> EXERCISE DIRECTIONS: Transcribe every line exactly and omit anything that is a picture.

-- START RAW DATA --

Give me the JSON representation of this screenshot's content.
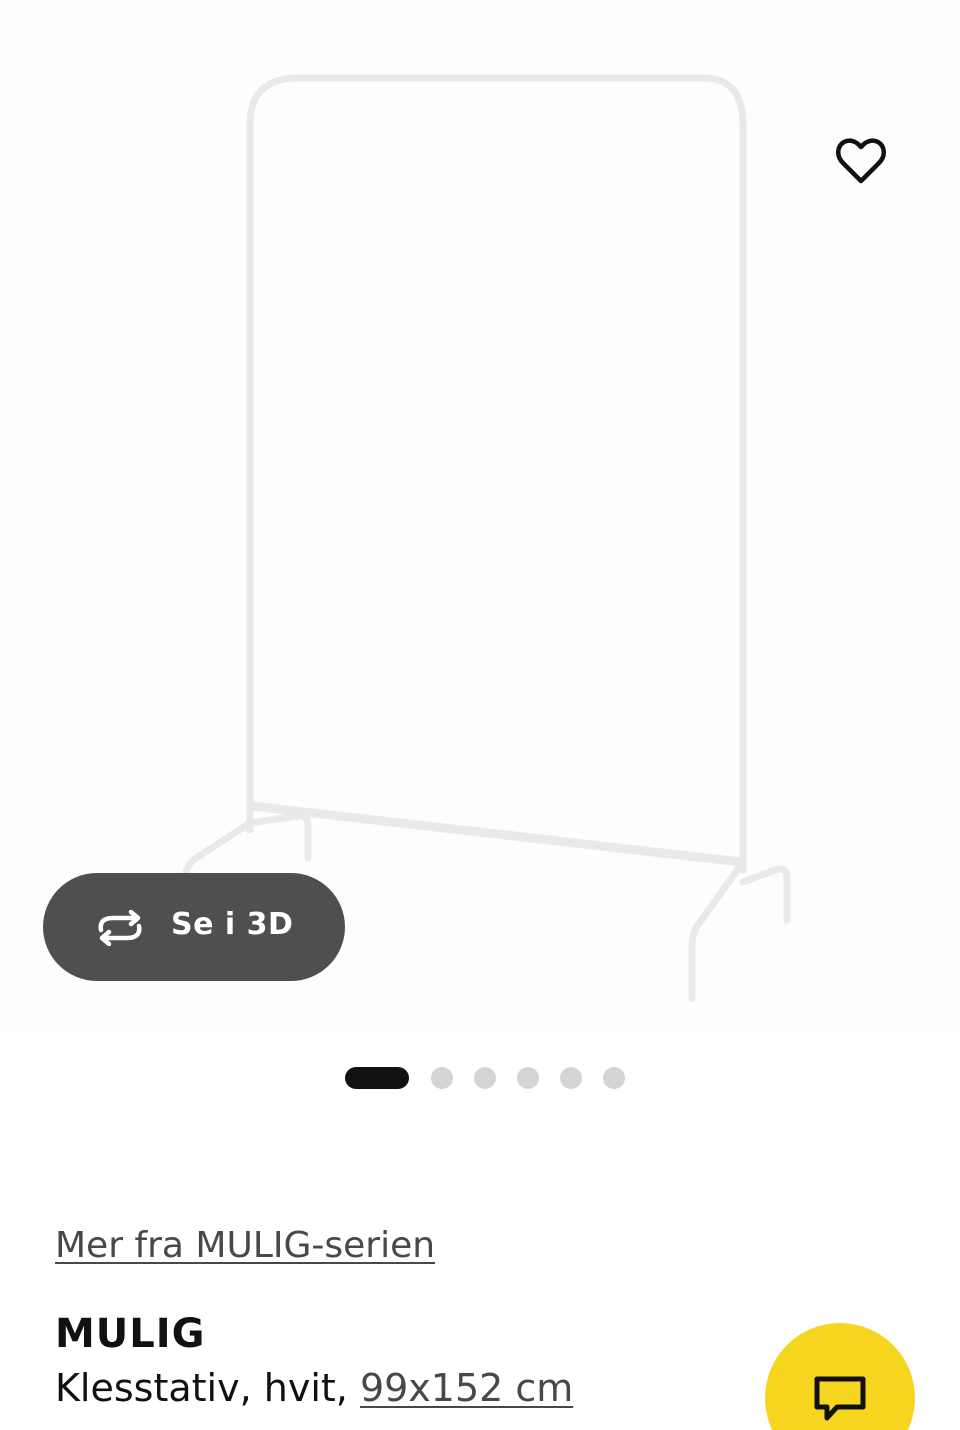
{
  "gallery": {
    "view3d_label": "Se i 3D",
    "active_index": 0,
    "dot_count": 6
  },
  "product": {
    "series_link": "Mer fra MULIG-serien",
    "name": "MULIG",
    "description_prefix": "Klesstativ, hvit, ",
    "size_link": "99x152 cm"
  },
  "icons": {
    "favorite": "heart-icon",
    "view3d": "rotate-3d-icon",
    "chat": "chat-bubble-icon"
  },
  "colors": {
    "chat_button": "#f6d51f",
    "view3d_button": "#4f4f4f",
    "active_dot": "#111111",
    "inactive_dot": "#d4d4d4"
  }
}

-- END RAW DATA --

> RESPONSE:
Give me the JSON representation of this screenshot's content.
{
  "gallery": {
    "view3d_label": "Se i 3D",
    "active_index": 0,
    "dot_count": 6
  },
  "product": {
    "series_link": "Mer fra MULIG-serien",
    "name": "MULIG",
    "description_prefix": "Klesstativ, hvit, ",
    "size_link": "99x152 cm"
  },
  "icons": {
    "favorite": "heart-icon",
    "view3d": "rotate-3d-icon",
    "chat": "chat-bubble-icon"
  },
  "colors": {
    "chat_button": "#f6d51f",
    "view3d_button": "#4f4f4f",
    "active_dot": "#111111",
    "inactive_dot": "#d4d4d4"
  }
}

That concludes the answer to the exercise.